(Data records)
^^^^

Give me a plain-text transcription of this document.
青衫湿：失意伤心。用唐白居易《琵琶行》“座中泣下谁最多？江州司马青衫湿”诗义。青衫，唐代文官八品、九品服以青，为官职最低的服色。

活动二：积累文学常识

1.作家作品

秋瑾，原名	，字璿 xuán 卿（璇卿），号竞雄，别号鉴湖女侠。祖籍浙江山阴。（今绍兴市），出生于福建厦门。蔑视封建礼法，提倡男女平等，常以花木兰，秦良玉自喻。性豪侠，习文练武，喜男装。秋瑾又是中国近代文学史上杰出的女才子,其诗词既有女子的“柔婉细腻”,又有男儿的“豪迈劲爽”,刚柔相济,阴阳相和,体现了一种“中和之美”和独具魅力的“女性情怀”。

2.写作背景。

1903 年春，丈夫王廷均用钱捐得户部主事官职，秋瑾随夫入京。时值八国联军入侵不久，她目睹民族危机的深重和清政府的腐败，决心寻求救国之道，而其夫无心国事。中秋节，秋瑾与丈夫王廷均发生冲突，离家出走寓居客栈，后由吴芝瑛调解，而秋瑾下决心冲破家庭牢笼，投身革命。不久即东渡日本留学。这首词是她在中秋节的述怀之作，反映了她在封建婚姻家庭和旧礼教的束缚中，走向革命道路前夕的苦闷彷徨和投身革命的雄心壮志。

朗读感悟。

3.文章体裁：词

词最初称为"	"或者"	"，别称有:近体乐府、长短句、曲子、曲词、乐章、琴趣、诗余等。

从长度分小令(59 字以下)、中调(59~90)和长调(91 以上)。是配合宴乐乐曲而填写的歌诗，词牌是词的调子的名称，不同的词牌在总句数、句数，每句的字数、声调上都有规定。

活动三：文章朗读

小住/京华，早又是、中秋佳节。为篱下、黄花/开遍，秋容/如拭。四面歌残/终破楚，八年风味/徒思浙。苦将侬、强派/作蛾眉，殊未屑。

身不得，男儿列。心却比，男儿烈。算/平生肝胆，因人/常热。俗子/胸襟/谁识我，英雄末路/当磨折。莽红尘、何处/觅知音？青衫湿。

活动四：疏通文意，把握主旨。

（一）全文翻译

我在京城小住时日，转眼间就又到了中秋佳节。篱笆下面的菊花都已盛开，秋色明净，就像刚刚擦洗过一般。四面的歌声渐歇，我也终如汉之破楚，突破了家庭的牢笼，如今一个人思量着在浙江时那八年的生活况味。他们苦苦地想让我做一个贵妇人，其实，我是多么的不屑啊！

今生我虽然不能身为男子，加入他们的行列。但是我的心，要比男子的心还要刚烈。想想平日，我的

^^^^

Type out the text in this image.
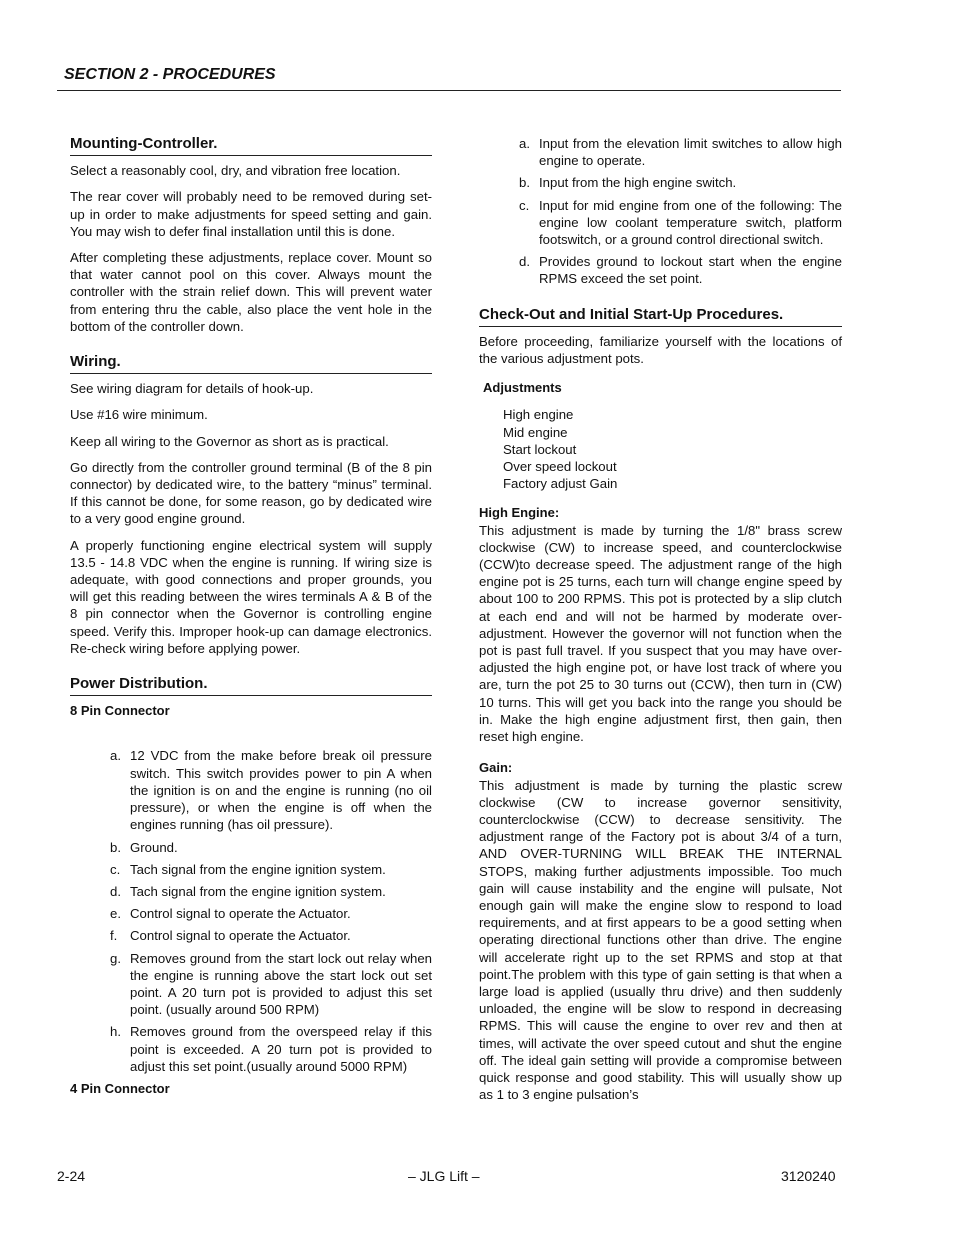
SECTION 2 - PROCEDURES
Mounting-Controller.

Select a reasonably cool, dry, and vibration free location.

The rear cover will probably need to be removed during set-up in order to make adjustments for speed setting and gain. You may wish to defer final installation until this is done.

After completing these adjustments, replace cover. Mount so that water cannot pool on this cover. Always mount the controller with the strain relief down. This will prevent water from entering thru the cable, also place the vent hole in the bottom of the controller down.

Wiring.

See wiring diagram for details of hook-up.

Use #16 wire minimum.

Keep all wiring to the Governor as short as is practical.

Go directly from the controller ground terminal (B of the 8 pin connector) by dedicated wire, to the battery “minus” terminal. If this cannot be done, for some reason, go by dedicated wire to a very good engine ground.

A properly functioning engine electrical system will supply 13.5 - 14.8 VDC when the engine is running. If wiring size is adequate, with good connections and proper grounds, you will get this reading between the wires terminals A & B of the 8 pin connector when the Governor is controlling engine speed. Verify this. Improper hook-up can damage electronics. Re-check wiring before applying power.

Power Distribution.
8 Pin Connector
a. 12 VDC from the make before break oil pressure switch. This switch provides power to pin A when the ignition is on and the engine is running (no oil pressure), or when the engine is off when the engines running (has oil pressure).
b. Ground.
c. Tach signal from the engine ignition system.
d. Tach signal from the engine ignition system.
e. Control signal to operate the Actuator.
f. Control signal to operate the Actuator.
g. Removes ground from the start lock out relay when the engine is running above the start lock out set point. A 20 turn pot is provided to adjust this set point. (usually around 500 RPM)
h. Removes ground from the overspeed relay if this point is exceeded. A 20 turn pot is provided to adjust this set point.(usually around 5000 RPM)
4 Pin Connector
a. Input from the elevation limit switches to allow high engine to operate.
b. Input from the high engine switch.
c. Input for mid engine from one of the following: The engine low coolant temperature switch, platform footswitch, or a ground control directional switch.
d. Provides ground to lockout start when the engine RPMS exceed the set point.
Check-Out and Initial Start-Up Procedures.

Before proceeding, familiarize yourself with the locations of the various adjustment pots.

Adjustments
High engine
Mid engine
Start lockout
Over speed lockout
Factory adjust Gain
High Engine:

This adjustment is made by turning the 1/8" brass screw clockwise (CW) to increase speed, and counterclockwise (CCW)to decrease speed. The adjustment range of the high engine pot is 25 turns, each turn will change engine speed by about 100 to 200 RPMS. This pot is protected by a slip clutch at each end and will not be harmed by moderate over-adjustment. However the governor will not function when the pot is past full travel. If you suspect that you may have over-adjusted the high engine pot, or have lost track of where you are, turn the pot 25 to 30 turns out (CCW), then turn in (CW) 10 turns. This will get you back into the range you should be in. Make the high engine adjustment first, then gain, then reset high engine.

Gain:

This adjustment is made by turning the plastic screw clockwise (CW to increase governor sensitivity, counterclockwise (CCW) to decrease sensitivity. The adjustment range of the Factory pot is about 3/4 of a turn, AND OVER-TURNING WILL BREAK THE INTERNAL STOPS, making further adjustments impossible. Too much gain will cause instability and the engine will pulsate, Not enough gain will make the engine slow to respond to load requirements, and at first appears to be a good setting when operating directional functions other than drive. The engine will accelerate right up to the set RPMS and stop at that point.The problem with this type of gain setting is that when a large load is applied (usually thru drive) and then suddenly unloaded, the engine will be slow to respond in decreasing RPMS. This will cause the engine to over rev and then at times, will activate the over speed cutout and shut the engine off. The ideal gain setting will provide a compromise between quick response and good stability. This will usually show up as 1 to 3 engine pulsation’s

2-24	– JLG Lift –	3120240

^^^^

What you are asked to do » Across the entries, how many lines hold the word "Actuator"? Say only the number.

Full response » 2